(begin)
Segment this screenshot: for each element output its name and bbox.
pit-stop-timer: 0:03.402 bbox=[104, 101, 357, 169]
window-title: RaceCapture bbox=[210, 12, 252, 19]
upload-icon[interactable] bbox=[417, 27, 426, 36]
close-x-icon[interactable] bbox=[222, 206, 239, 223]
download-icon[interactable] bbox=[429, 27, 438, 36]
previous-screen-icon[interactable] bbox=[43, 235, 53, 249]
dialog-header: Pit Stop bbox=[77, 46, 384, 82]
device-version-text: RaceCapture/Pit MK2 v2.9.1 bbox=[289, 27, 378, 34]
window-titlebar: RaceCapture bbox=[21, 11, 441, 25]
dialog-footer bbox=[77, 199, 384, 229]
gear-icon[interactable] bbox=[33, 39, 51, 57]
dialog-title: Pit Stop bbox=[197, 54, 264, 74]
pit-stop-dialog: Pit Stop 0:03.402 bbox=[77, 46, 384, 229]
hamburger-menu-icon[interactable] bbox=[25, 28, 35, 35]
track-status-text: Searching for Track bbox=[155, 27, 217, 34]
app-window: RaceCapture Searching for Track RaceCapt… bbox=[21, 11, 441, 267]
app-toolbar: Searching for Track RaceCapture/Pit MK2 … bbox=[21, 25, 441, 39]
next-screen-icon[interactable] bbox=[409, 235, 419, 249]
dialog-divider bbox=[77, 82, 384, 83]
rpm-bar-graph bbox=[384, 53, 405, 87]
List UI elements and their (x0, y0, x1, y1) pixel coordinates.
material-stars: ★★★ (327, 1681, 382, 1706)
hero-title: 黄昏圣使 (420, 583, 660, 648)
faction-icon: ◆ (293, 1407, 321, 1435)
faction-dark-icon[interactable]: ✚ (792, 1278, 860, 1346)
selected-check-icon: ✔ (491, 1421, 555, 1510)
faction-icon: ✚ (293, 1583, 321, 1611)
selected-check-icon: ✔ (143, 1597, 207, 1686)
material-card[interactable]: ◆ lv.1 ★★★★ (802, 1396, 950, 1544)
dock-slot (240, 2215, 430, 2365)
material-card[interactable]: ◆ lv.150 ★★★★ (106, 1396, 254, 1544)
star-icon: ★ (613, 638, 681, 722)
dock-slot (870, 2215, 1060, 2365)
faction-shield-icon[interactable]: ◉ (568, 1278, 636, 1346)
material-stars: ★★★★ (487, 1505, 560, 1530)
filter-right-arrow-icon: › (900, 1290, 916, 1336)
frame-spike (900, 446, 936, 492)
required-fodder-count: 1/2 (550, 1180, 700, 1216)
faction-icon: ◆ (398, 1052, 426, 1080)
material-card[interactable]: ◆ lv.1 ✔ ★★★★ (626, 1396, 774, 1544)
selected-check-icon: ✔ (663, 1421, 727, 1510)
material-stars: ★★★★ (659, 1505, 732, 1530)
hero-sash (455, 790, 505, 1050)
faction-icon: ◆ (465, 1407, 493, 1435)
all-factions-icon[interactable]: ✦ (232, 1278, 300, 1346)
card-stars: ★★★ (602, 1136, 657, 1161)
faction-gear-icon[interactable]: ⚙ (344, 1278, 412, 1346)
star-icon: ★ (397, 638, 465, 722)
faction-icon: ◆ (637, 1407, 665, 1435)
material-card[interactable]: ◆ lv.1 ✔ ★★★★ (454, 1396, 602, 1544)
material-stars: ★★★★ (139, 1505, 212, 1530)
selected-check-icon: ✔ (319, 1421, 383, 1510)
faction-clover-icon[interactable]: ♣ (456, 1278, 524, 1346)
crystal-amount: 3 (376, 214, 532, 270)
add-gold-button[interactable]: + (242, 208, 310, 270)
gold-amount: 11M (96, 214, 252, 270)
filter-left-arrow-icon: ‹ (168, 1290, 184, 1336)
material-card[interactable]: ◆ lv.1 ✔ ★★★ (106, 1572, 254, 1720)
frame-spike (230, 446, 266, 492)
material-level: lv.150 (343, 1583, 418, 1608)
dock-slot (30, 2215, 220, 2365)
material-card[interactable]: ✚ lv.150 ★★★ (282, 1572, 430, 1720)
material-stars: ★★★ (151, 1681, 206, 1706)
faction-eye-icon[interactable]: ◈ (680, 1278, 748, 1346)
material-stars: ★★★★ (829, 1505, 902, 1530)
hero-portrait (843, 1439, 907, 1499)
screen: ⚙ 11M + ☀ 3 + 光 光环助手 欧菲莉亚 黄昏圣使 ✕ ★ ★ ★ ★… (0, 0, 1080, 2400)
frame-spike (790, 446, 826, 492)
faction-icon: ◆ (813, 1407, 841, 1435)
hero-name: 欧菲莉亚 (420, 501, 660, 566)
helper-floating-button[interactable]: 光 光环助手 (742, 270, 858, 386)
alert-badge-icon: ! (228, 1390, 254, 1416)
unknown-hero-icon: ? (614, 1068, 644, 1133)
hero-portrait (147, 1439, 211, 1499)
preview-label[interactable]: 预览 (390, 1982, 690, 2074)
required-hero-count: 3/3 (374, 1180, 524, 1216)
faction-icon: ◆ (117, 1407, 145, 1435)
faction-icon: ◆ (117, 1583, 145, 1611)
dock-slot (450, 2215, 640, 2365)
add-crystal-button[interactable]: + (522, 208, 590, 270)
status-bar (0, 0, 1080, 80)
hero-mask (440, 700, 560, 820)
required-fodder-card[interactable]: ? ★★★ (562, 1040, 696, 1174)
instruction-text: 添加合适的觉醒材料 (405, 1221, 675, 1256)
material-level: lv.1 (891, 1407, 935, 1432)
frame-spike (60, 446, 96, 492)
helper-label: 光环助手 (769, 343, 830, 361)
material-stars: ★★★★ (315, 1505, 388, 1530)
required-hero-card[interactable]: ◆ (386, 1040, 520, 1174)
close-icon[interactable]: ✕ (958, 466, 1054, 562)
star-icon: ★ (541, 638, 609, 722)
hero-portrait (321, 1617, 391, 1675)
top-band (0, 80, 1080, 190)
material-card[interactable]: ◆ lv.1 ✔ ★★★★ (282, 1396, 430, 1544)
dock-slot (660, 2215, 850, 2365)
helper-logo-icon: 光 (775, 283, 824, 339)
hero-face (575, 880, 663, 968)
(end)
(Objective): Extract every line of the records that contains the word "Searching".

(Solution for this problem):
track-status-text: Searching for Track bbox=[155, 27, 217, 34]
app-window: RaceCapture Searching for Track RaceCapt… bbox=[21, 11, 441, 267]
app-toolbar: Searching for Track RaceCapture/Pit MK2 … bbox=[21, 25, 441, 39]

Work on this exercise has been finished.